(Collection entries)
* BEGIN *

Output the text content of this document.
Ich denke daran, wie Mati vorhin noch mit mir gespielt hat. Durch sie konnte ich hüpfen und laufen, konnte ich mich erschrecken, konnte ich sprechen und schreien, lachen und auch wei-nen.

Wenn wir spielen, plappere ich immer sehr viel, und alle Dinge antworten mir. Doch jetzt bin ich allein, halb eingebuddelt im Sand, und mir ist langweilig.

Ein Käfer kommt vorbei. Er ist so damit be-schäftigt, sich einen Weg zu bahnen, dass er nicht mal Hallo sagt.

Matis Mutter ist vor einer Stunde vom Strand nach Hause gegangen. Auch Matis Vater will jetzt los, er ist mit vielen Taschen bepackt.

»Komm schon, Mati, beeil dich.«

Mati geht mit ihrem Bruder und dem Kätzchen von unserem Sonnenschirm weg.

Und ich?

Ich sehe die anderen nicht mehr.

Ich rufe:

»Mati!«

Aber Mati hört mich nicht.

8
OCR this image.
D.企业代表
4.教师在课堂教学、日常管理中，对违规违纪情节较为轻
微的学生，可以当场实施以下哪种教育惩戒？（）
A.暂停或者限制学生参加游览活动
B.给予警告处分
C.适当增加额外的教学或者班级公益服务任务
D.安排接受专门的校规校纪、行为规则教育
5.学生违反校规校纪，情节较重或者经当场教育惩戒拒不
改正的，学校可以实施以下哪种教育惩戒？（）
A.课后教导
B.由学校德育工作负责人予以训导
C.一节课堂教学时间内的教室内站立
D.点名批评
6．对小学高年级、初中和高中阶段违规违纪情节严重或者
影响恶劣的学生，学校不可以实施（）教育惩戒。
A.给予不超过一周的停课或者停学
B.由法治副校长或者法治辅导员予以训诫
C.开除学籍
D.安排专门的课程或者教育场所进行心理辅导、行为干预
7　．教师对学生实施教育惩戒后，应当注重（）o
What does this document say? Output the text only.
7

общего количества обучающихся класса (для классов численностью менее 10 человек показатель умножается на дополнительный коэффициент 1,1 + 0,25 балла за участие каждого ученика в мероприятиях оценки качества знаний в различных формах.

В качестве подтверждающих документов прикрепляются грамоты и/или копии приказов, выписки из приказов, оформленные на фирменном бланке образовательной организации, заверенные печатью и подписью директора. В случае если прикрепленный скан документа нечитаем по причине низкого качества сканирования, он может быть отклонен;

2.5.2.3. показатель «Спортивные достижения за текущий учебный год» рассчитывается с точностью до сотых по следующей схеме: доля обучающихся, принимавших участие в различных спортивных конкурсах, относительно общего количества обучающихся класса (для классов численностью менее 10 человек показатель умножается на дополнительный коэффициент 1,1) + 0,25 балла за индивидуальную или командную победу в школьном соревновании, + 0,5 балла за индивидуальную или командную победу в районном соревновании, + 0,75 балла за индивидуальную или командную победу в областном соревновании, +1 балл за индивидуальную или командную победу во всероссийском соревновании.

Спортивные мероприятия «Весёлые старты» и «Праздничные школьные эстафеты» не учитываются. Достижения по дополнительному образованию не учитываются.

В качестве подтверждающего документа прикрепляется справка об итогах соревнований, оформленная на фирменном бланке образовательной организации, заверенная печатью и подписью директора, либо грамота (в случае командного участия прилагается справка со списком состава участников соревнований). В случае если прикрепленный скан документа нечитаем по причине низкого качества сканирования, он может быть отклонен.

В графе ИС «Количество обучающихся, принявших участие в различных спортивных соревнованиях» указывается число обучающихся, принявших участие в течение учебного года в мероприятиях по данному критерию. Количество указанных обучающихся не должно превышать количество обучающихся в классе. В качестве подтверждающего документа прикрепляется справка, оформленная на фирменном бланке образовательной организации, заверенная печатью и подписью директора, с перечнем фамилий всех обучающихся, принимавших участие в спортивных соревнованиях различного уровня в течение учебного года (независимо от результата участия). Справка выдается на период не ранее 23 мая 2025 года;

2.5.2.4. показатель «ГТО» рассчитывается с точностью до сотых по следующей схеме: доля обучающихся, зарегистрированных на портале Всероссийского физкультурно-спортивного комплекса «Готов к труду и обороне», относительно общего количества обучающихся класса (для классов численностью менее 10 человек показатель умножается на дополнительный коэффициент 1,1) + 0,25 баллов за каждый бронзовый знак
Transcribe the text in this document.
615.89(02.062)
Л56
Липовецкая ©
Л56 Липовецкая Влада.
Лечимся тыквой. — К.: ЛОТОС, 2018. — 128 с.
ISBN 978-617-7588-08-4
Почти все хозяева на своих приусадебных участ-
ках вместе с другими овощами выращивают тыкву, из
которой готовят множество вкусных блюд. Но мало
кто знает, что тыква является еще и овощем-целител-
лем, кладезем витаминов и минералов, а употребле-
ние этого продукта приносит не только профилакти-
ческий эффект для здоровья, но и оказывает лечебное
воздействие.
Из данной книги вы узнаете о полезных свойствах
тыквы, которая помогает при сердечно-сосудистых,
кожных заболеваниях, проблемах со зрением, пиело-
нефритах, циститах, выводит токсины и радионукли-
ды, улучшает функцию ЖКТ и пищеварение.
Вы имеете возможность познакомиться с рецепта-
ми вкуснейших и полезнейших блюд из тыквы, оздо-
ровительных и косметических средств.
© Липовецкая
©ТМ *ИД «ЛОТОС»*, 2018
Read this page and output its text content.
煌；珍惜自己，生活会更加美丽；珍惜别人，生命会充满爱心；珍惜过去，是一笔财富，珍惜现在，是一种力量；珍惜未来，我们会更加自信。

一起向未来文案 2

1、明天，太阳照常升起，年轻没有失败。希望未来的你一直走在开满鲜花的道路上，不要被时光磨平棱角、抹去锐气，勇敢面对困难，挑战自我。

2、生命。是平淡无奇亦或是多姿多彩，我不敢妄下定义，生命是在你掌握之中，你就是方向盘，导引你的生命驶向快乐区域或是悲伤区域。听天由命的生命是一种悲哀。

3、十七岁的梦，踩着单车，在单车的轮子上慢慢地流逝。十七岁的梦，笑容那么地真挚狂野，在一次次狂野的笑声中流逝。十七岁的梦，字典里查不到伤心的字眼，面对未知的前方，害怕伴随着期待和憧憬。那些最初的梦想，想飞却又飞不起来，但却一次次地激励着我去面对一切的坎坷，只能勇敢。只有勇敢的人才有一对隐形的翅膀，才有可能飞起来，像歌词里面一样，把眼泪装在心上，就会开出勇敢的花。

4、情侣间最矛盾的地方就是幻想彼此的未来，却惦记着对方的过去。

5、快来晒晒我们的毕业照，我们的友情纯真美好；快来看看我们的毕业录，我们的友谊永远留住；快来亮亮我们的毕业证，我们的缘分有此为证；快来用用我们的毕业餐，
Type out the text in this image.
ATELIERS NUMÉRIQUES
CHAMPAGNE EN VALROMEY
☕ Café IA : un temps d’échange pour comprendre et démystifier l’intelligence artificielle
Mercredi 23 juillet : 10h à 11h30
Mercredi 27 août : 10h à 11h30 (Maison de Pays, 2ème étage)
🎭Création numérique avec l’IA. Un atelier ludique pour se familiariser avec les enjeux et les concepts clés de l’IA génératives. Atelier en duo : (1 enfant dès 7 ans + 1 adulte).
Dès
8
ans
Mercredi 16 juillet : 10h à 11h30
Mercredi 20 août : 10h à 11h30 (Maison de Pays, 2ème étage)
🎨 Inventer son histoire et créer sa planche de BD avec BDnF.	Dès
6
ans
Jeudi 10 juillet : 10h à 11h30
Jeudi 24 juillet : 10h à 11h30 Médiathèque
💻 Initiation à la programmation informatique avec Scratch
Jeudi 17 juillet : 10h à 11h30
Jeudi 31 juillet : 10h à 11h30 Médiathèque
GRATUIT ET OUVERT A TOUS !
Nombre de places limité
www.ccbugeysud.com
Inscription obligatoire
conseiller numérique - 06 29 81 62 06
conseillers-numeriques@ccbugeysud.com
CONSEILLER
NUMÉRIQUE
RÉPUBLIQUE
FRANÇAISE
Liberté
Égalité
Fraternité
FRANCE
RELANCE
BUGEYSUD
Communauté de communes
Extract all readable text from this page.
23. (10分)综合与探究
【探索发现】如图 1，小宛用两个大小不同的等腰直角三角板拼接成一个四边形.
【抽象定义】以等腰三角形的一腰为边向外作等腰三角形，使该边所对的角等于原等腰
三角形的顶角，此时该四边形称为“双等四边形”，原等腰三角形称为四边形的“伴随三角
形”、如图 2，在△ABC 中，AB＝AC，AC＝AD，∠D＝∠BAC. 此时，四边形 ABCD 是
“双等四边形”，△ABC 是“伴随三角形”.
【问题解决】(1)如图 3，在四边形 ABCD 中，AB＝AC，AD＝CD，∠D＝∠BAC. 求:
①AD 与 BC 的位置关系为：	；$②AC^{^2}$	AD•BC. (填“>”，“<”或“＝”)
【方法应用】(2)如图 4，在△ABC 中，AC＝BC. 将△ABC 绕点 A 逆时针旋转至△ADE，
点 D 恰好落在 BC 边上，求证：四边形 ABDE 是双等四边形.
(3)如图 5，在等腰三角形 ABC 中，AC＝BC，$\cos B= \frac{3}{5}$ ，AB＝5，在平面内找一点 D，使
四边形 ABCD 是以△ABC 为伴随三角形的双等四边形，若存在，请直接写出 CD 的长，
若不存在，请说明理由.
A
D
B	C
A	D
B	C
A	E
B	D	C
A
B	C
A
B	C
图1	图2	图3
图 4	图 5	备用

* END *

JOB - Find every line in the entries that includes the word "content", then state how many there are and nothing else.

RESPONSE TO THIS EXERCISE - 2